- Your task
Locate the string "सनसन" in the listing below. Copy every line where it is found.

===============

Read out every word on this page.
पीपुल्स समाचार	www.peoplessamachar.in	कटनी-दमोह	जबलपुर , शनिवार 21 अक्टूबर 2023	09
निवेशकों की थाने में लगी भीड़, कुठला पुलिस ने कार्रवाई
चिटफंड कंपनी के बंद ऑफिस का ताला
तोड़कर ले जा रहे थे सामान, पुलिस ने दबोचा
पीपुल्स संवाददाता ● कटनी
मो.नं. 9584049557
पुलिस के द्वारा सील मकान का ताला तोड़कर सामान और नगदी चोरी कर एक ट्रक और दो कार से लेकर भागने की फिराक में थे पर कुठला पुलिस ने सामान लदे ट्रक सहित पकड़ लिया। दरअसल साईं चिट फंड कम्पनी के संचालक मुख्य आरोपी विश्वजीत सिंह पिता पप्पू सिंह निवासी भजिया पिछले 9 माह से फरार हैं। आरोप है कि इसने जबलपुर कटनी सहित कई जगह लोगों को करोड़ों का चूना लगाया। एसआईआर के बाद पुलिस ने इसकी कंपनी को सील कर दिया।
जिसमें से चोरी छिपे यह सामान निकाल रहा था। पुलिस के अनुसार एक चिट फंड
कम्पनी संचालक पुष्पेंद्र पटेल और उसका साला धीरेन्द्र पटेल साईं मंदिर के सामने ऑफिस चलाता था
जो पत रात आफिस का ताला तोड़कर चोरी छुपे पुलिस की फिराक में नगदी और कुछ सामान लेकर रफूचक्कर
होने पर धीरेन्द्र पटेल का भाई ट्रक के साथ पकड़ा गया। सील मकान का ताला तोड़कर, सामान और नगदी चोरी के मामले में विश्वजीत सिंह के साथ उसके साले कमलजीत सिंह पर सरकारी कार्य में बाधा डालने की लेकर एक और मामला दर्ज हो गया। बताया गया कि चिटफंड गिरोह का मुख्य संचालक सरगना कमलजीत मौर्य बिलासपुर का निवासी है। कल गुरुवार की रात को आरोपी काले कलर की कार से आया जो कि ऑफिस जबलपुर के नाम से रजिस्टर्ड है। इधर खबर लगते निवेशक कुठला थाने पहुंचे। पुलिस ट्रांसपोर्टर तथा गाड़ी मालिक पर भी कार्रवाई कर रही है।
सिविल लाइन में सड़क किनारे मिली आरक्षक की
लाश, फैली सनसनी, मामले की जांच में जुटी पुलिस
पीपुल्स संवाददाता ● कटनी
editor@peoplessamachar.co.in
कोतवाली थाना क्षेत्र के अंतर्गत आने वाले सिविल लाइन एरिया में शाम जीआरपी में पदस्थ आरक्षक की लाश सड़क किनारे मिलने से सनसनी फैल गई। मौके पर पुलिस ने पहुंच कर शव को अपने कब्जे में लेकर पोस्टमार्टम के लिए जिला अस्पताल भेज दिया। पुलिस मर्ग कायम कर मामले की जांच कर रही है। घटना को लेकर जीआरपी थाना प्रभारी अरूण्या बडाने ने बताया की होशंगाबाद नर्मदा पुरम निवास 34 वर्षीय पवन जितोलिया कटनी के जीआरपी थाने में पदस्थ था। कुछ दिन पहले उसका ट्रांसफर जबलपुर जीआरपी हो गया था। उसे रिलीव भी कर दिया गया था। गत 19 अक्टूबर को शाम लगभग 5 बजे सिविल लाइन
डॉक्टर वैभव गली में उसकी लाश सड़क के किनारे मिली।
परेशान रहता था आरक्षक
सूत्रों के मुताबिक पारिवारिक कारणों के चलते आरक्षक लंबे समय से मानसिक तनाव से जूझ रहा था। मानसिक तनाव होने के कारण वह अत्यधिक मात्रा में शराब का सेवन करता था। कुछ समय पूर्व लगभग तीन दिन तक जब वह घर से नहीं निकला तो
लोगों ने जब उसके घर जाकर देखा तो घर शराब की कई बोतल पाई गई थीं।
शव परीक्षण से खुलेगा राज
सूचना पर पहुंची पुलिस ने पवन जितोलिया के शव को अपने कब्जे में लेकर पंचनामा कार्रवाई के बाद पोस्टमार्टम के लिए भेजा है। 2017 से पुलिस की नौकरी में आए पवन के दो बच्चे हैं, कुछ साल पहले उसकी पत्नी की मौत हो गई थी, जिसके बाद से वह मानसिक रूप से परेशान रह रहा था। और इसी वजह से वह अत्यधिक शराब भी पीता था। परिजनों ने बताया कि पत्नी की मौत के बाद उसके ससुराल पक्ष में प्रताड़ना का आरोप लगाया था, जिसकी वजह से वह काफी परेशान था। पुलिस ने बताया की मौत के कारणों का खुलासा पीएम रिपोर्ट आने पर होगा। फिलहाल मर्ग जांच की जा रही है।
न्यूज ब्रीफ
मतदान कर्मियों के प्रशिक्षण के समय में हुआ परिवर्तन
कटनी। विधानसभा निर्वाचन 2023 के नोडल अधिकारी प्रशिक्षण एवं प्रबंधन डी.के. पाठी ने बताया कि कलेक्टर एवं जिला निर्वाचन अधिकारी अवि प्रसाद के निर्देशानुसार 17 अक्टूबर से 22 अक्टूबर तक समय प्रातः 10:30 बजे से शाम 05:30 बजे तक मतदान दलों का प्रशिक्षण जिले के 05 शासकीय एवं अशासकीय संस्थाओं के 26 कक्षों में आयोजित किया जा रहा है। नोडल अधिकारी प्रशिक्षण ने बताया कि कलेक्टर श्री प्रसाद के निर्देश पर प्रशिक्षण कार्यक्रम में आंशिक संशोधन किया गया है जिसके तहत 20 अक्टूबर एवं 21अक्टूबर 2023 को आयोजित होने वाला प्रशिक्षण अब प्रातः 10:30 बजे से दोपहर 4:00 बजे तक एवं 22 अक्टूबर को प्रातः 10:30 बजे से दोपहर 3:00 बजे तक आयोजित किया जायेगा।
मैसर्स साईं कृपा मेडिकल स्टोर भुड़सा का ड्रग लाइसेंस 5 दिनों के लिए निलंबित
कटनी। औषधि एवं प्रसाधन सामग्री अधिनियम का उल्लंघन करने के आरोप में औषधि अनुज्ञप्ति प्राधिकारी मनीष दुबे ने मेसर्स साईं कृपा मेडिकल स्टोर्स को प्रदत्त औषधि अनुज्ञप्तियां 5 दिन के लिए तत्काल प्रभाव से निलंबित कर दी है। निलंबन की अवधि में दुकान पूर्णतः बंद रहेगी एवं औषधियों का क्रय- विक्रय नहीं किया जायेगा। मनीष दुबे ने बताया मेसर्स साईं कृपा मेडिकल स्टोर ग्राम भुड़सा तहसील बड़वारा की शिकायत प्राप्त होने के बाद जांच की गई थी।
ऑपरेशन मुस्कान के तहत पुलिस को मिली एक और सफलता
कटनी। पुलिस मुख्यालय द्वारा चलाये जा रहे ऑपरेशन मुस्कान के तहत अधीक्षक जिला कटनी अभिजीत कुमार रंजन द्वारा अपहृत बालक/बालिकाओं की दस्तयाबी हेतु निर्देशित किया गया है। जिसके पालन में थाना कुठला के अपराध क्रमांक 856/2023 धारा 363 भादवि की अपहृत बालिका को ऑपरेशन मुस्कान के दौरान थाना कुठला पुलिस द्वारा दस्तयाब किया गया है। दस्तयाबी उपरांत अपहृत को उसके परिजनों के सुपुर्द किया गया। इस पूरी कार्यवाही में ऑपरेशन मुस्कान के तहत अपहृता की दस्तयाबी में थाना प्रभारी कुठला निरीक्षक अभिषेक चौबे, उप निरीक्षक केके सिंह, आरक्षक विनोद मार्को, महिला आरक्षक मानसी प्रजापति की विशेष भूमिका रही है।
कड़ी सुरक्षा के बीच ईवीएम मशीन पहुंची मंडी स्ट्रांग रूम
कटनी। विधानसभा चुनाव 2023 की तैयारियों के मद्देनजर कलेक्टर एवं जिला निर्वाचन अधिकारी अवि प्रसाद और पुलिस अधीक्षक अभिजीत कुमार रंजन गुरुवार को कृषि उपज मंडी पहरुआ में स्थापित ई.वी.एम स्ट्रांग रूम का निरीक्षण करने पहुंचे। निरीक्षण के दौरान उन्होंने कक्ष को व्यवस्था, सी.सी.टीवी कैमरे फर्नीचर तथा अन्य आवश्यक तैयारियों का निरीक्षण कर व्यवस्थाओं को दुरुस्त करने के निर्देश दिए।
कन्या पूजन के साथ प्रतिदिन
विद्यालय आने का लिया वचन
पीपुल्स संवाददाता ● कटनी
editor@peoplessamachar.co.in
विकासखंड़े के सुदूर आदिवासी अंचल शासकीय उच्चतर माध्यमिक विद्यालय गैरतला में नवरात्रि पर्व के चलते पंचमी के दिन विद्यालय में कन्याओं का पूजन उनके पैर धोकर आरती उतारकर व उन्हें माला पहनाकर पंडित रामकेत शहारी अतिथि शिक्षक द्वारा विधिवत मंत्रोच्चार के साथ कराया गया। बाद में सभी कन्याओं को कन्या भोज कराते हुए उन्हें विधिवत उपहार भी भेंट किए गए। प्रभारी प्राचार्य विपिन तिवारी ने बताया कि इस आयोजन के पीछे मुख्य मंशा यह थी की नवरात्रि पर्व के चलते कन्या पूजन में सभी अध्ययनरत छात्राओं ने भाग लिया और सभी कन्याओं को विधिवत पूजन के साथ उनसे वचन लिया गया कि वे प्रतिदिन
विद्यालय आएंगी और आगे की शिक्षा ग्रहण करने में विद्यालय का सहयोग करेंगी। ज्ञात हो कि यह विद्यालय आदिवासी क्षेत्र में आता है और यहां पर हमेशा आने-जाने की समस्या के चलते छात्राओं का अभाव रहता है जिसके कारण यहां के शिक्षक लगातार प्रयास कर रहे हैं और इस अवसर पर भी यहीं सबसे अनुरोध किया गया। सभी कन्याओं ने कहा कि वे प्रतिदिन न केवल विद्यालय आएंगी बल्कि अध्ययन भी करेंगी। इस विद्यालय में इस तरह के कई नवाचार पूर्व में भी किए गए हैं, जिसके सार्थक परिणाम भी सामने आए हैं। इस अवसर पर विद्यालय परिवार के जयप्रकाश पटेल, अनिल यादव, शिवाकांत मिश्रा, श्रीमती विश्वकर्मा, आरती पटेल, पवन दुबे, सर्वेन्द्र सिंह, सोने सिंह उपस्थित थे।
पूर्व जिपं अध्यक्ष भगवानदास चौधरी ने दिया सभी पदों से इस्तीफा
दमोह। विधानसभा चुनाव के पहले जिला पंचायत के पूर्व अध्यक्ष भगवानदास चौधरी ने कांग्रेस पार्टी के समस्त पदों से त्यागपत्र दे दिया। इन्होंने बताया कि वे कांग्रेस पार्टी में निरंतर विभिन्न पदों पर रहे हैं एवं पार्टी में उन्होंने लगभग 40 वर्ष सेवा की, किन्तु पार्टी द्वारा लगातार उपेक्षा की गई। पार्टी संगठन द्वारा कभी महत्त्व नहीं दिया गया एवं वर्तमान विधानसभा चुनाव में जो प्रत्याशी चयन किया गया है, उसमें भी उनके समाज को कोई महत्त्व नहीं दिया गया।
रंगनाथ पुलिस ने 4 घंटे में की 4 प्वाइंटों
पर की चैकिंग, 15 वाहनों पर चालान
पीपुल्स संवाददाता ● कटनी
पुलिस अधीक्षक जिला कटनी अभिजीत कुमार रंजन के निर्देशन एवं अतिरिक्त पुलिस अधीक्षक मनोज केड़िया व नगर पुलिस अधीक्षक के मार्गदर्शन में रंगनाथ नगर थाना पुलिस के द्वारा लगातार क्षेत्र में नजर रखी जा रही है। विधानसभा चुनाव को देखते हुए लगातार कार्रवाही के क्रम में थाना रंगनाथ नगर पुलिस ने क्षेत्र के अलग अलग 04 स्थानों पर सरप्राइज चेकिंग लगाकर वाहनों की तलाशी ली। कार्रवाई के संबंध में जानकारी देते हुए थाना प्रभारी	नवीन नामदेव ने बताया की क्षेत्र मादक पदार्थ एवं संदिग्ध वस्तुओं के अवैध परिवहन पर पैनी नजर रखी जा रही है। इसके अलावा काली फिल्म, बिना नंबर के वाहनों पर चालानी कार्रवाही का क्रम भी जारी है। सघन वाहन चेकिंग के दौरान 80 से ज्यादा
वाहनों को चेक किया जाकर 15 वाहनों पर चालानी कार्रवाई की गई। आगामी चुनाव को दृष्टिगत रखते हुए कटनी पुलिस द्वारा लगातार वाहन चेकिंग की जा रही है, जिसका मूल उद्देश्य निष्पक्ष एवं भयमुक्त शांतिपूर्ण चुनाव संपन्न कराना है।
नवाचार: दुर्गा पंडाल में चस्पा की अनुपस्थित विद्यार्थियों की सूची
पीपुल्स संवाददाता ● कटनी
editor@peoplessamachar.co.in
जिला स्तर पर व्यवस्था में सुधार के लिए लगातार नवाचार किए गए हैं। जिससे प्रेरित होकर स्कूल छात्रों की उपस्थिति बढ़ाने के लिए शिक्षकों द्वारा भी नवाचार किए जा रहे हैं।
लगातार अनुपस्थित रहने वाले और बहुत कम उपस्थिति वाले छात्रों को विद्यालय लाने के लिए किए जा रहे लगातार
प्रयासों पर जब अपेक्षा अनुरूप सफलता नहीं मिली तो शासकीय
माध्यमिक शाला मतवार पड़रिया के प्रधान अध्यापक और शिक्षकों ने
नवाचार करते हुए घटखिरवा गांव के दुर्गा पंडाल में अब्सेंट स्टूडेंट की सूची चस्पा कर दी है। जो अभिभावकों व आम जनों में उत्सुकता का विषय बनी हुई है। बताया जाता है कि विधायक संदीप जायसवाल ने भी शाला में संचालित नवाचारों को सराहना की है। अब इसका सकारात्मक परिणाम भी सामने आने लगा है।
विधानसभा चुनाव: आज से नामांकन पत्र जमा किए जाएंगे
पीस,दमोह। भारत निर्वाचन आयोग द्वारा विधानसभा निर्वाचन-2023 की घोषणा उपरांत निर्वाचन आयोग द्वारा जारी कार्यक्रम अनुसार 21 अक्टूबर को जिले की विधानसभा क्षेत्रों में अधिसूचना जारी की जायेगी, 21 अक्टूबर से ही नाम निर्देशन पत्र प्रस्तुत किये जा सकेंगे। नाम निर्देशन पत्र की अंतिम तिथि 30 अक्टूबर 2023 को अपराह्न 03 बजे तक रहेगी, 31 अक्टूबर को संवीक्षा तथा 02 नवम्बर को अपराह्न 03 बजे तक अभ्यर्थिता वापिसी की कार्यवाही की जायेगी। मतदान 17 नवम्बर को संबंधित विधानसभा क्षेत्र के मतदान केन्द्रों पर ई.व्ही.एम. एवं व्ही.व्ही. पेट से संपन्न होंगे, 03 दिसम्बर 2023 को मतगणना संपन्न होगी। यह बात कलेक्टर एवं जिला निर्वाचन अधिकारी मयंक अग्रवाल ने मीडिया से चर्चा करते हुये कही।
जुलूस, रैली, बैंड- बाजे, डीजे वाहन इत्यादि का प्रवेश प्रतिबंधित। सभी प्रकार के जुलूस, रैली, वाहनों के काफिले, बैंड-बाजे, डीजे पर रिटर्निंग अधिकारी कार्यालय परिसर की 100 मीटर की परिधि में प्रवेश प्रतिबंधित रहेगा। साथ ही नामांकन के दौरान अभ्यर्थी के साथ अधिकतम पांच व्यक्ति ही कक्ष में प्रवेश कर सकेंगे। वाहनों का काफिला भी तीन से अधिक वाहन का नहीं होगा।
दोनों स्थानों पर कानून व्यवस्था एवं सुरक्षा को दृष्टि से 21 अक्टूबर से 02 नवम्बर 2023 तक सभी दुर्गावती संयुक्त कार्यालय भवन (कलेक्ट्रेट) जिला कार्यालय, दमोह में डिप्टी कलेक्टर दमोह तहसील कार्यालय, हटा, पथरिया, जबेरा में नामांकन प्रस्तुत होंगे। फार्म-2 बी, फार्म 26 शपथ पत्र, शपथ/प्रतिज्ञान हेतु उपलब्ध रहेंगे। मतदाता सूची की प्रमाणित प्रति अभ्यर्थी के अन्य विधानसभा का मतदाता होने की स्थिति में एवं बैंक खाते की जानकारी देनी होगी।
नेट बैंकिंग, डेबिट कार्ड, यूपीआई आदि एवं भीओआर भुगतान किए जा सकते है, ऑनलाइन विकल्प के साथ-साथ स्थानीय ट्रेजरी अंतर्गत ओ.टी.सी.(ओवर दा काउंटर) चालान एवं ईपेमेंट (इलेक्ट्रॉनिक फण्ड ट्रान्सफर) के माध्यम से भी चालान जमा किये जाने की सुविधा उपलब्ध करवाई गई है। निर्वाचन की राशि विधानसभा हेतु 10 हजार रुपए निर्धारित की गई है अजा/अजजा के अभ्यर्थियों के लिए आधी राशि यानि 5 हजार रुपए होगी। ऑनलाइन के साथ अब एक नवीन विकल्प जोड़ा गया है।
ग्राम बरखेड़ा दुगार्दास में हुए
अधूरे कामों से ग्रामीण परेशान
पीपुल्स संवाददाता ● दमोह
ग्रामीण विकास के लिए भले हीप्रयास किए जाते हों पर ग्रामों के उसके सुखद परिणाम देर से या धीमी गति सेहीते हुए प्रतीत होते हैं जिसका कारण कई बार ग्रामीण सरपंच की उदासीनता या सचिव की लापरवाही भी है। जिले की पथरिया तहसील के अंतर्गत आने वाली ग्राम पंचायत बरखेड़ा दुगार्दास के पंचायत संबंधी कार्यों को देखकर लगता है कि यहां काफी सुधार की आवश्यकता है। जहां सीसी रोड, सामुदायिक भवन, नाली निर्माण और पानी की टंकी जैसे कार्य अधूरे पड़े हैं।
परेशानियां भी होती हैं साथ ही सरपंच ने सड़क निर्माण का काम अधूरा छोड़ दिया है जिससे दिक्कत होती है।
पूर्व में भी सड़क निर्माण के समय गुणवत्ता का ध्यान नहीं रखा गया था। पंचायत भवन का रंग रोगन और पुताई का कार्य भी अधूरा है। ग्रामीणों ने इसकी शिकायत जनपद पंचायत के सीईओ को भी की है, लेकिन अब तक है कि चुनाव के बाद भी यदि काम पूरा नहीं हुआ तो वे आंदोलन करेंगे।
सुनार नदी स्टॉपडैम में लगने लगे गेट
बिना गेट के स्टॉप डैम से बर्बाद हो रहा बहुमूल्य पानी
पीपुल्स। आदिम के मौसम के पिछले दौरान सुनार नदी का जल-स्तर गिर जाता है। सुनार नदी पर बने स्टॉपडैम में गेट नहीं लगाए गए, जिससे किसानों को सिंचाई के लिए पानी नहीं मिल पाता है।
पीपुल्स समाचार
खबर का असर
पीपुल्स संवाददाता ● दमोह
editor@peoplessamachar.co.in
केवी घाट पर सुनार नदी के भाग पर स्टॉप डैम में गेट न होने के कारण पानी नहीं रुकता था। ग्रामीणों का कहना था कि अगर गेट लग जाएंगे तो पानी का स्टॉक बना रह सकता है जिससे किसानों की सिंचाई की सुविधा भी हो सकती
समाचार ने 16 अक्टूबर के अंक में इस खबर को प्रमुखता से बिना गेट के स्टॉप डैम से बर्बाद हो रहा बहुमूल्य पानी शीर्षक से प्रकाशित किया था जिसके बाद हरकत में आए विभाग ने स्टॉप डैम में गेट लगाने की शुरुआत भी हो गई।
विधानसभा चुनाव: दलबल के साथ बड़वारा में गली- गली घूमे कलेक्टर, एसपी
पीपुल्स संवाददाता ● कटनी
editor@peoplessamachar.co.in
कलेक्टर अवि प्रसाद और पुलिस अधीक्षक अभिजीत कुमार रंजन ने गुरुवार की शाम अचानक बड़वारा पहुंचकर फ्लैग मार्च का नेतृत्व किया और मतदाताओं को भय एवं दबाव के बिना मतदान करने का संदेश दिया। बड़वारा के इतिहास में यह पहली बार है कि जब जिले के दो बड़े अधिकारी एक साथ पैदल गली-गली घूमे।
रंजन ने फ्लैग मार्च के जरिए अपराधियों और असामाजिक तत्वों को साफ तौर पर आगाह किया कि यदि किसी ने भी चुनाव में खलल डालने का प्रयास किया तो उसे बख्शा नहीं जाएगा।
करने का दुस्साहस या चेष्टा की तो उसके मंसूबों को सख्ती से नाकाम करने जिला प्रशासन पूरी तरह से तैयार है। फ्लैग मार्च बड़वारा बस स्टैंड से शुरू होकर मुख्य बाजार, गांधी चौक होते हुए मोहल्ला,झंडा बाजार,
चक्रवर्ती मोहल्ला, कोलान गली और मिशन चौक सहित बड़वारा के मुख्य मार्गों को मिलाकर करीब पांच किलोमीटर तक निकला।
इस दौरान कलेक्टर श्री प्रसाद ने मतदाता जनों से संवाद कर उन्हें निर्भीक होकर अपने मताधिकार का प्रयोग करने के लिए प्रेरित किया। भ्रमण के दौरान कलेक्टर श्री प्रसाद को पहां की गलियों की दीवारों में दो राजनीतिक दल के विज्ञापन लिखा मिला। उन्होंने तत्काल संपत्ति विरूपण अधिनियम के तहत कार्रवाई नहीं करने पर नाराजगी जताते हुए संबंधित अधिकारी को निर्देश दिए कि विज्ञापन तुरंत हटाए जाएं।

===============

- Task result
लाश, फैली सनसनी, मामले की जांच में जुटी पुलिस
कोतवाली थाना क्षेत्र के अंतर्गत आने वाले सिविल लाइन एरिया में शाम जीआरपी में पदस्थ आरक्षक की लाश सड़क किनारे मिलने से सनसनी फैल गई। मौके पर पुलिस ने पहुंच कर शव को अपने कब्जे में लेकर पोस्टमार्टम के लिए जिला अस्पताल भेज दिया। पुलिस मर्ग कायम कर मामले की जांच कर रही है। घटना को लेकर जीआरपी थाना प्रभारी अरूण्या बडाने ने बताया की होशंगाबाद नर्मदा पुरम निवास 34 वर्षीय पवन जितोलिया कटनी के जीआरपी थाने में पदस्थ था। कुछ दिन पहले उसका ट्रांसफर जबलपुर जीआरपी हो गया था। उसे रिलीव भी कर दिया गया था। गत 19 अक्टूबर को शाम लगभग 5 बजे सिविल लाइन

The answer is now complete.